» **Text shown**
'''

The Georgia Senate has passed a wide-ranging bill that restricts transgender athletes from participating in sports teams or using school bathrooms that align with their gender identity, prevents students from enrolling in sex education programs unless their parents opt into the program, and prohibits students below sixth grade from receiving any sort of sex education. The measure would also require school officials to notify parents every time their child checks a book out of their school library.
The bill is a “very important piece of legislation to empower parents and protect kids,” said state Sen. Clint Dixon (R-Buford), who presented the bill in the Senate.
“Each piece of the bill was vetted very well,” Dixon added. “Kids only have a short, finite time to be children and we need to protect that. We can’t legislate bad parenting, but we can legislate what kids are taught in school and protect them during those youth years.”
Senate Democrats took the floor to protest the contents of the bill, as well as the way it was passed through the Senate Health and Human Services committee.
“HB 1104 combines several controversial culture war bills into one vehicle,” Senate Democrats wrote in a Minority Report on the bill. “The controversial portions of this bill were added moments before a committee hearing with no meaningful opportunity for review. Worse, it limited the ability of affected persons to testify against these bills. While we work within the constraints of a tightened session, the General Assembly should follow the transparency rules it’s trying to enforce on others.”
The bill now goes back to the House because of changes in it that the Senate made. The House had already passed it.

'''

» **Your assignment**
Could you return, word for word, the part of the article on the Georgia bill starting at "The bill is" and ending at "Human Services committee."?

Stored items
'''

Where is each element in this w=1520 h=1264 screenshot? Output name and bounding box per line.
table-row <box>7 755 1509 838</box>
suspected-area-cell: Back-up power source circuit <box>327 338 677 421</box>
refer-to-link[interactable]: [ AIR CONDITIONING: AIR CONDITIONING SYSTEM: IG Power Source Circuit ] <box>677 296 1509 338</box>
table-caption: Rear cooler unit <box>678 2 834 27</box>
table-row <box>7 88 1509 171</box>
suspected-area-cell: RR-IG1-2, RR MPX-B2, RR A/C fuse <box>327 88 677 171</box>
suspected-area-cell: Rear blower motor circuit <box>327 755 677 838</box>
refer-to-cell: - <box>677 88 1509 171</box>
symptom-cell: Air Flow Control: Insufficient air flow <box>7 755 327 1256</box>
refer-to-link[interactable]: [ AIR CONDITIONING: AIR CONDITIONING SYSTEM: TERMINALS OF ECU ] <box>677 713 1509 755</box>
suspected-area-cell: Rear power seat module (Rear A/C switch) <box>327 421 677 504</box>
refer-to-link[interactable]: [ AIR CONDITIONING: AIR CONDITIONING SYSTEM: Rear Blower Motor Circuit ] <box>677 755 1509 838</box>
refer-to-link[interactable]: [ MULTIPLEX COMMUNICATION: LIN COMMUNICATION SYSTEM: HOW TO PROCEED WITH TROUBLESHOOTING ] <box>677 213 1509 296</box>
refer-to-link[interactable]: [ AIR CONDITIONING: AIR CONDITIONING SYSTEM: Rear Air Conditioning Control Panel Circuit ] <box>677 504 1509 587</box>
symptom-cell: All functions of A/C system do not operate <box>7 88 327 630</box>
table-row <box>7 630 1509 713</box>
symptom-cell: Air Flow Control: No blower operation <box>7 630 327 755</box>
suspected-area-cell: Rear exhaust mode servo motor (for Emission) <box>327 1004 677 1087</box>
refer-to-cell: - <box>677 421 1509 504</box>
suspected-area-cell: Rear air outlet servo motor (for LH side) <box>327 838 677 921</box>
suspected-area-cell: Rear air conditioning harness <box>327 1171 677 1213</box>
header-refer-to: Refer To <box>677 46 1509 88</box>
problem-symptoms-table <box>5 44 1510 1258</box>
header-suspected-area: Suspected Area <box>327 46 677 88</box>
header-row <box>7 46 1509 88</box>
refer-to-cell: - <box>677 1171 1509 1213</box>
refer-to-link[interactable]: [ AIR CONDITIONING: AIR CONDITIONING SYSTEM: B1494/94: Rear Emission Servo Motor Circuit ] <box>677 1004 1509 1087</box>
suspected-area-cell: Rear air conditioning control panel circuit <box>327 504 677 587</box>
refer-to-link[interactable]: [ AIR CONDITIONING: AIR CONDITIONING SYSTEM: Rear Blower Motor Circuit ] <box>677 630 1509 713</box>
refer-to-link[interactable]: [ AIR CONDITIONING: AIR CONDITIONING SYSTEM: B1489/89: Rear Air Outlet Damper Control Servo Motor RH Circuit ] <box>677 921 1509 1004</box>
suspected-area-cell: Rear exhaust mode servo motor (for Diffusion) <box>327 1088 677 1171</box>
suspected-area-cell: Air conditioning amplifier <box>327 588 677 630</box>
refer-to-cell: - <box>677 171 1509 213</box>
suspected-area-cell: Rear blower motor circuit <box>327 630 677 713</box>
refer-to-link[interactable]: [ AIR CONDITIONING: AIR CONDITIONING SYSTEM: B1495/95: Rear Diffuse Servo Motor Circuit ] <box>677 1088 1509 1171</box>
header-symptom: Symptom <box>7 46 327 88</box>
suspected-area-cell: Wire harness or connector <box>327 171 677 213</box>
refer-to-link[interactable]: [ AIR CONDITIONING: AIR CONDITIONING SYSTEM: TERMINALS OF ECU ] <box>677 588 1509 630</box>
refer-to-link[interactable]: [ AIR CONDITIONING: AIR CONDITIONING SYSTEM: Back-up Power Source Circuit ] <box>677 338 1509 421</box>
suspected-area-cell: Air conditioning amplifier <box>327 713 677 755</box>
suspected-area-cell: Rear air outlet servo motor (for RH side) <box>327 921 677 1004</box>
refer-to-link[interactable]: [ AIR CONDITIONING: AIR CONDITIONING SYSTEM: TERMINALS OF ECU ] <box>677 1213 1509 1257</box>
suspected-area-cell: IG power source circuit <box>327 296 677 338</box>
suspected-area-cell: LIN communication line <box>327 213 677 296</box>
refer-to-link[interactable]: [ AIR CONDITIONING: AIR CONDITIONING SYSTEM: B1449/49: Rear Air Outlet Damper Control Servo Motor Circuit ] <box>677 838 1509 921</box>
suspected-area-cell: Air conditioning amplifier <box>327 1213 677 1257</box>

'''

» **Result of the exercise**
The bill is a “very important piece of legislation to empower parents and protect kids,” said state Sen. Clint Dixon (R-Buford), who presented the bill in the Senate.
“Each piece of the bill was vetted very well,” Dixon added. “Kids only have a short, finite time to be children and we need to protect that. We can’t legislate bad parenting, but we can legislate what kids are taught in school and protect them during those youth years.”
Senate Democrats took the floor to protest the contents of the bill, as well as the way it was passed through the Senate Health and Human Services committee.